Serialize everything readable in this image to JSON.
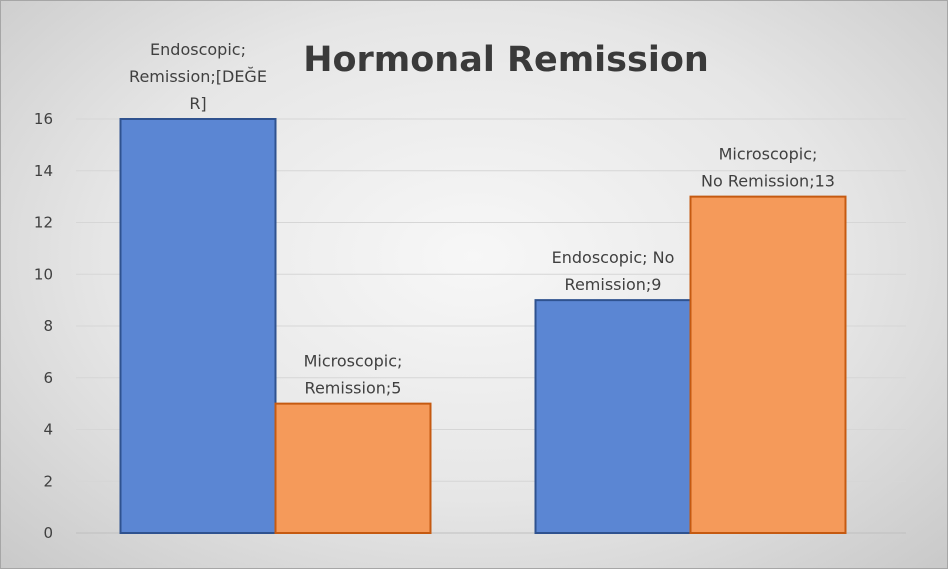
{
  "chart_data": {
    "type": "bar",
    "title": "Hormonal Remission",
    "xlabel": "",
    "ylabel": "",
    "ylim": [
      0,
      16
    ],
    "yticks": [
      0,
      2,
      4,
      6,
      8,
      10,
      12,
      14,
      16
    ],
    "grid": true,
    "legend": "none",
    "bars": [
      {
        "group": 0,
        "value": 16,
        "color": "#5b86d3",
        "label": [
          "Endoscopic;",
          "Remission;[DEĞE",
          "R]"
        ]
      },
      {
        "group": 0,
        "value": 5,
        "color": "#f59a5a",
        "label": [
          "Microscopic;",
          "Remission;5"
        ]
      },
      {
        "group": 1,
        "value": 9,
        "color": "#5b86d3",
        "label": [
          "Endoscopic; No",
          "Remission;9"
        ]
      },
      {
        "group": 1,
        "value": 13,
        "color": "#f59a5a",
        "label": [
          "Microscopic;",
          "No Remission;13"
        ]
      }
    ]
  }
}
════════════════
> _THE REQUEST_: Make an exact reproduction of the listing above, without any pictures.

> _CORRECT RESULT_:
Serialize everything readable in this image to JSON.
{
  "chart_data": {
    "type": "bar",
    "title": "Hormonal Remission",
    "xlabel": "",
    "ylabel": "",
    "ylim": [
      0,
      16
    ],
    "yticks": [
      0,
      2,
      4,
      6,
      8,
      10,
      12,
      14,
      16
    ],
    "grid": true,
    "legend": "none",
    "bars": [
      {
        "group": 0,
        "value": 16,
        "color": "#5b86d3",
        "label": [
          "Endoscopic;",
          "Remission;[DEĞE",
          "R]"
        ]
      },
      {
        "group": 0,
        "value": 5,
        "color": "#f59a5a",
        "label": [
          "Microscopic;",
          "Remission;5"
        ]
      },
      {
        "group": 1,
        "value": 9,
        "color": "#5b86d3",
        "label": [
          "Endoscopic; No",
          "Remission;9"
        ]
      },
      {
        "group": 1,
        "value": 13,
        "color": "#f59a5a",
        "label": [
          "Microscopic;",
          "No Remission;13"
        ]
      }
    ]
  }
}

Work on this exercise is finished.